• Description of the task
Render every entry exactly as it appears.

• Dataset excerpts
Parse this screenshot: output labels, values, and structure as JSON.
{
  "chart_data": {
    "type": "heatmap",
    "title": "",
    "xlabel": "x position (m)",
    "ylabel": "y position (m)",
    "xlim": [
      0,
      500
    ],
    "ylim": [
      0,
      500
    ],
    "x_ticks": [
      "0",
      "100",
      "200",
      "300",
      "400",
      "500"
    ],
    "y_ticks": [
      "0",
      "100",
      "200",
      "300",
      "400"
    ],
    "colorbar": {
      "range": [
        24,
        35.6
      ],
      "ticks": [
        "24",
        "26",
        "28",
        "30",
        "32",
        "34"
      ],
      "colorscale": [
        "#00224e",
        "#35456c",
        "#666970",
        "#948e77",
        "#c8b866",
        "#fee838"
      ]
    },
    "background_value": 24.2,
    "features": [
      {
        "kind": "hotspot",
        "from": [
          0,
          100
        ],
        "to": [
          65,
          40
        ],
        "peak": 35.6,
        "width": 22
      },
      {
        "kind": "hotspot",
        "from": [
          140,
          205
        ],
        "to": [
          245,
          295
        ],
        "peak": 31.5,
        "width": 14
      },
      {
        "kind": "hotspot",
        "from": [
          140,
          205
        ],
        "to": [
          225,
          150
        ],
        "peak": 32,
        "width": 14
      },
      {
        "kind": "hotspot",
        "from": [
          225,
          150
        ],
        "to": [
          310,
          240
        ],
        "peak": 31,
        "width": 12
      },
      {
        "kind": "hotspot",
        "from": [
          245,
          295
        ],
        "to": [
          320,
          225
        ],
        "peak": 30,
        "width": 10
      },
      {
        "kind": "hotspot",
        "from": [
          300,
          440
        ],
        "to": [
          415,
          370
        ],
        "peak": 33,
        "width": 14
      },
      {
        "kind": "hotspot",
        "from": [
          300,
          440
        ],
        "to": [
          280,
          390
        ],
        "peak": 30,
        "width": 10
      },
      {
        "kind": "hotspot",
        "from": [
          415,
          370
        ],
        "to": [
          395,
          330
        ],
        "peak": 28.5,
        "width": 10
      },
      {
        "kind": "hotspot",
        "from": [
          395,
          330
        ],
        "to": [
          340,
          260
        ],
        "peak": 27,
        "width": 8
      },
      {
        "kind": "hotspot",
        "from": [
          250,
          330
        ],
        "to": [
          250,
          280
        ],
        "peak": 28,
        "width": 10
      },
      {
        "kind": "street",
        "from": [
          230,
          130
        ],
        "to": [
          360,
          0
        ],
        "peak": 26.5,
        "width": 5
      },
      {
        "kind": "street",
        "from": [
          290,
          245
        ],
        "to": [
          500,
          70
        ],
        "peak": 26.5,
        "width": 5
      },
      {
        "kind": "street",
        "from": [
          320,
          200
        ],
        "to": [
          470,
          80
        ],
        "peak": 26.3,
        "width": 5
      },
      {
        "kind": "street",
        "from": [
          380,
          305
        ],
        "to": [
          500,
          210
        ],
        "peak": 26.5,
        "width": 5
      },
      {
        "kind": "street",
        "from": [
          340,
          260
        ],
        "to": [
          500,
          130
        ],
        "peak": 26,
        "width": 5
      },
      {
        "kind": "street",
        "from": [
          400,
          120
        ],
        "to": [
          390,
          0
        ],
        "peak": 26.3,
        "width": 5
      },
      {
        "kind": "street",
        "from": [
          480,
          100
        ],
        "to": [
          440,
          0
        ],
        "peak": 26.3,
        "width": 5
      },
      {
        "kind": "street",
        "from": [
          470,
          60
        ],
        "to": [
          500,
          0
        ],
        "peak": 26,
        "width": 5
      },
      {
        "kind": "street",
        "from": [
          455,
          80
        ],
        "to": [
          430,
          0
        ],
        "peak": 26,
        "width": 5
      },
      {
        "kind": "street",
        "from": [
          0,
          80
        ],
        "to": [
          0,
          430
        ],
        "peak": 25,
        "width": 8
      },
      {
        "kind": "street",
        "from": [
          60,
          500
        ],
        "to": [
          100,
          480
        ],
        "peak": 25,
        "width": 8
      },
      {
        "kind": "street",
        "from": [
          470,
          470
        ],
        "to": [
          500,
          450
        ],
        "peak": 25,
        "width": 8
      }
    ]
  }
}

• Solution to this problem
Parse this screenshot: output labels, values, and structure as JSON.
{
  "chart_data": {
    "type": "heatmap",
    "title": "",
    "xlabel": "x position (m)",
    "ylabel": "y position (m)",
    "xlim": [
      0,
      500
    ],
    "ylim": [
      0,
      500
    ],
    "x_ticks": [
      "0",
      "100",
      "200",
      "300",
      "400",
      "500"
    ],
    "y_ticks": [
      "0",
      "100",
      "200",
      "300",
      "400"
    ],
    "colorbar": {
      "range": [
        24,
        35.6
      ],
      "ticks": [
        "24",
        "26",
        "28",
        "30",
        "32",
        "34"
      ],
      "colorscale": [
        "#00224e",
        "#35456c",
        "#666970",
        "#948e77",
        "#c8b866",
        "#fee838"
      ]
    },
    "background_value": 24.2,
    "features": [
      {
        "kind": "hotspot",
        "from": [
          0,
          100
        ],
        "to": [
          65,
          40
        ],
        "peak": 35.6,
        "width": 22
      },
      {
        "kind": "hotspot",
        "from": [
          140,
          205
        ],
        "to": [
          245,
          295
        ],
        "peak": 31.5,
        "width": 14
      },
      {
        "kind": "hotspot",
        "from": [
          140,
          205
        ],
        "to": [
          225,
          150
        ],
        "peak": 32,
        "width": 14
      },
      {
        "kind": "hotspot",
        "from": [
          225,
          150
        ],
        "to": [
          310,
          240
        ],
        "peak": 31,
        "width": 12
      },
      {
        "kind": "hotspot",
        "from": [
          245,
          295
        ],
        "to": [
          320,
          225
        ],
        "peak": 30,
        "width": 10
      },
      {
        "kind": "hotspot",
        "from": [
          300,
          440
        ],
        "to": [
          415,
          370
        ],
        "peak": 33,
        "width": 14
      },
      {
        "kind": "hotspot",
        "from": [
          300,
          440
        ],
        "to": [
          280,
          390
        ],
        "peak": 30,
        "width": 10
      },
      {
        "kind": "hotspot",
        "from": [
          415,
          370
        ],
        "to": [
          395,
          330
        ],
        "peak": 28.5,
        "width": 10
      },
      {
        "kind": "hotspot",
        "from": [
          395,
          330
        ],
        "to": [
          340,
          260
        ],
        "peak": 27,
        "width": 8
      },
      {
        "kind": "hotspot",
        "from": [
          250,
          330
        ],
        "to": [
          250,
          280
        ],
        "peak": 28,
        "width": 10
      },
      {
        "kind": "street",
        "from": [
          230,
          130
        ],
        "to": [
          360,
          0
        ],
        "peak": 26.5,
        "width": 5
      },
      {
        "kind": "street",
        "from": [
          290,
          245
        ],
        "to": [
          500,
          70
        ],
        "peak": 26.5,
        "width": 5
      },
      {
        "kind": "street",
        "from": [
          320,
          200
        ],
        "to": [
          470,
          80
        ],
        "peak": 26.3,
        "width": 5
      },
      {
        "kind": "street",
        "from": [
          380,
          305
        ],
        "to": [
          500,
          210
        ],
        "peak": 26.5,
        "width": 5
      },
      {
        "kind": "street",
        "from": [
          340,
          260
        ],
        "to": [
          500,
          130
        ],
        "peak": 26,
        "width": 5
      },
      {
        "kind": "street",
        "from": [
          400,
          120
        ],
        "to": [
          390,
          0
        ],
        "peak": 26.3,
        "width": 5
      },
      {
        "kind": "street",
        "from": [
          480,
          100
        ],
        "to": [
          440,
          0
        ],
        "peak": 26.3,
        "width": 5
      },
      {
        "kind": "street",
        "from": [
          470,
          60
        ],
        "to": [
          500,
          0
        ],
        "peak": 26,
        "width": 5
      },
      {
        "kind": "street",
        "from": [
          455,
          80
        ],
        "to": [
          430,
          0
        ],
        "peak": 26,
        "width": 5
      },
      {
        "kind": "street",
        "from": [
          0,
          80
        ],
        "to": [
          0,
          430
        ],
        "peak": 25,
        "width": 8
      },
      {
        "kind": "street",
        "from": [
          60,
          500
        ],
        "to": [
          100,
          480
        ],
        "peak": 25,
        "width": 8
      },
      {
        "kind": "street",
        "from": [
          470,
          470
        ],
        "to": [
          500,
          450
        ],
        "peak": 25,
        "width": 8
      }
    ]
  }
}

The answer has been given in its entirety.